--- YOUR GOAL ---
Gather every line from the entries below that includes "Quality".

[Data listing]

☆ ☆ ☆ ☆ ☆ ☆ ☆

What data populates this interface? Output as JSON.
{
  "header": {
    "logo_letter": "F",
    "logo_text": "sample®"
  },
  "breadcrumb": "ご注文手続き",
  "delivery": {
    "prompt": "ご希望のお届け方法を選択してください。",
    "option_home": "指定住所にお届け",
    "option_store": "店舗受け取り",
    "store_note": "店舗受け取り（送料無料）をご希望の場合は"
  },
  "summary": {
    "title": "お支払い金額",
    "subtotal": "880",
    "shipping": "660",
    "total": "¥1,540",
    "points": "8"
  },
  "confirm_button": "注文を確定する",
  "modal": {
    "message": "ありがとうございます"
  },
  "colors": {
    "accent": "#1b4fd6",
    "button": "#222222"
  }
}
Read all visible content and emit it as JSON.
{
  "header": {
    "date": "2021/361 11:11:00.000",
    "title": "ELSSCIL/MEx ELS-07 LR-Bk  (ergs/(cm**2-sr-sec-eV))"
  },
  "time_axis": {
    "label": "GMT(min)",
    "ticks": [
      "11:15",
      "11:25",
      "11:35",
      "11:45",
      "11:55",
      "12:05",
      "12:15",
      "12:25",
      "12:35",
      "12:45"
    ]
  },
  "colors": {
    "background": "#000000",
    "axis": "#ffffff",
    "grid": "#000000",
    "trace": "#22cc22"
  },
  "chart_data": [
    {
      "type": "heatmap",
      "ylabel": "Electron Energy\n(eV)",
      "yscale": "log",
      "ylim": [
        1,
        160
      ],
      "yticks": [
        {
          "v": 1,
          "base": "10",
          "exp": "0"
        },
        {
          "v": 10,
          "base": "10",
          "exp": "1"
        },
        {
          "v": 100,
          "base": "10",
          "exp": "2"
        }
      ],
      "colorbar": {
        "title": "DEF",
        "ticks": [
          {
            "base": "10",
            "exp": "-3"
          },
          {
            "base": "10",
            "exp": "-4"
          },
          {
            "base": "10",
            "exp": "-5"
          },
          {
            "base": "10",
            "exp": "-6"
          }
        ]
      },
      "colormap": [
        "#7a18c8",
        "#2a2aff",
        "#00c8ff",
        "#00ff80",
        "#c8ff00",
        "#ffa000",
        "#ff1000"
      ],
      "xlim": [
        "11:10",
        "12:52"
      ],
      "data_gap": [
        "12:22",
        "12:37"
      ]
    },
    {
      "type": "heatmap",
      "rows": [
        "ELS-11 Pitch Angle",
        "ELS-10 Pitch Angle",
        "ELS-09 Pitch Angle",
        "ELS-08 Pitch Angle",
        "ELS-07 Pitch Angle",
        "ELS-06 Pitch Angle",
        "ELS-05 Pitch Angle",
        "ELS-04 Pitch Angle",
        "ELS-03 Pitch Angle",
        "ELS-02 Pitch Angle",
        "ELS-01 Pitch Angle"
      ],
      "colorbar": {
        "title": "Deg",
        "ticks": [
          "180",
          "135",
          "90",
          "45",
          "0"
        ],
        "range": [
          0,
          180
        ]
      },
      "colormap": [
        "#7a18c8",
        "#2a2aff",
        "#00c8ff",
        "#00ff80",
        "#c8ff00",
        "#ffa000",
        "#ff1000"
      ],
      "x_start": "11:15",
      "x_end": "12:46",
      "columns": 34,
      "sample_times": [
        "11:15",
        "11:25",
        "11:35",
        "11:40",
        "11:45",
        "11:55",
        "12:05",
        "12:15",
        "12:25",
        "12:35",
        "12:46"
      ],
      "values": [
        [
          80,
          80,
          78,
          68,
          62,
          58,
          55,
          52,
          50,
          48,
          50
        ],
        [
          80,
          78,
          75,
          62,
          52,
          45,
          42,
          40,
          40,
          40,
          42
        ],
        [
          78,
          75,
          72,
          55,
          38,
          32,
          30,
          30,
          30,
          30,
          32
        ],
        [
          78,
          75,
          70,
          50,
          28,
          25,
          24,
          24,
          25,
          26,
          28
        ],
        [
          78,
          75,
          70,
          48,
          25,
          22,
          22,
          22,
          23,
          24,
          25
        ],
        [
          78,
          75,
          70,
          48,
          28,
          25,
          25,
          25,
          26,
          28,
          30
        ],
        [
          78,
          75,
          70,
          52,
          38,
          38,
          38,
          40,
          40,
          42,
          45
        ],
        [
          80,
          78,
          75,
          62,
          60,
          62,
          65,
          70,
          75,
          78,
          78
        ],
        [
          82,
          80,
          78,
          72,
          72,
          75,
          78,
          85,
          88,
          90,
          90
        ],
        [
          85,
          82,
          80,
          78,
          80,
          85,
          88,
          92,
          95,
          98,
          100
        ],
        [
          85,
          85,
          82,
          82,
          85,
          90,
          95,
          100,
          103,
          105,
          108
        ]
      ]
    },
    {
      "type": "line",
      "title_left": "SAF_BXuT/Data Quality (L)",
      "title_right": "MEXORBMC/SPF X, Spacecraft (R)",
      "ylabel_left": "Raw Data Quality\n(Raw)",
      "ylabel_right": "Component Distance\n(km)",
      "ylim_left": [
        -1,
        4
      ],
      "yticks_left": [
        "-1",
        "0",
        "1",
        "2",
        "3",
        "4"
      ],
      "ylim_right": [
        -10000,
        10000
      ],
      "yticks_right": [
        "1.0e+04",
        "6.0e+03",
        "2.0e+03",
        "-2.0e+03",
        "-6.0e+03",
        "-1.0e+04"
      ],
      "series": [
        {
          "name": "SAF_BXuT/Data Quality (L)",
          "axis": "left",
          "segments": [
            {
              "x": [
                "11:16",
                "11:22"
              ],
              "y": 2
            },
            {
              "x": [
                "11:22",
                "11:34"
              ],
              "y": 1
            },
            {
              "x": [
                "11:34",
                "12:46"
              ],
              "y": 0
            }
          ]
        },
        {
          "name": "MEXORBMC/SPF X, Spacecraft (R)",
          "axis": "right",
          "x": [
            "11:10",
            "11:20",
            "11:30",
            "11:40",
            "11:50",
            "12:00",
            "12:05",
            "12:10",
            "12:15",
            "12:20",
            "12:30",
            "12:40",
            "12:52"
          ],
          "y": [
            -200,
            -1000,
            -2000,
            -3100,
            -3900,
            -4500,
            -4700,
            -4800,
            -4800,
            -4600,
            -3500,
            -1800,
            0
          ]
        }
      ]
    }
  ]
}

☆ ☆ ☆ ☆ ☆ ☆ ☆

--- RESPONSE ---
      "title_left": "SAF_BXuT/Data Quality (L)",
      "ylabel_left": "Raw Data Quality\n(Raw)",
          "name": "SAF_BXuT/Data Quality (L)",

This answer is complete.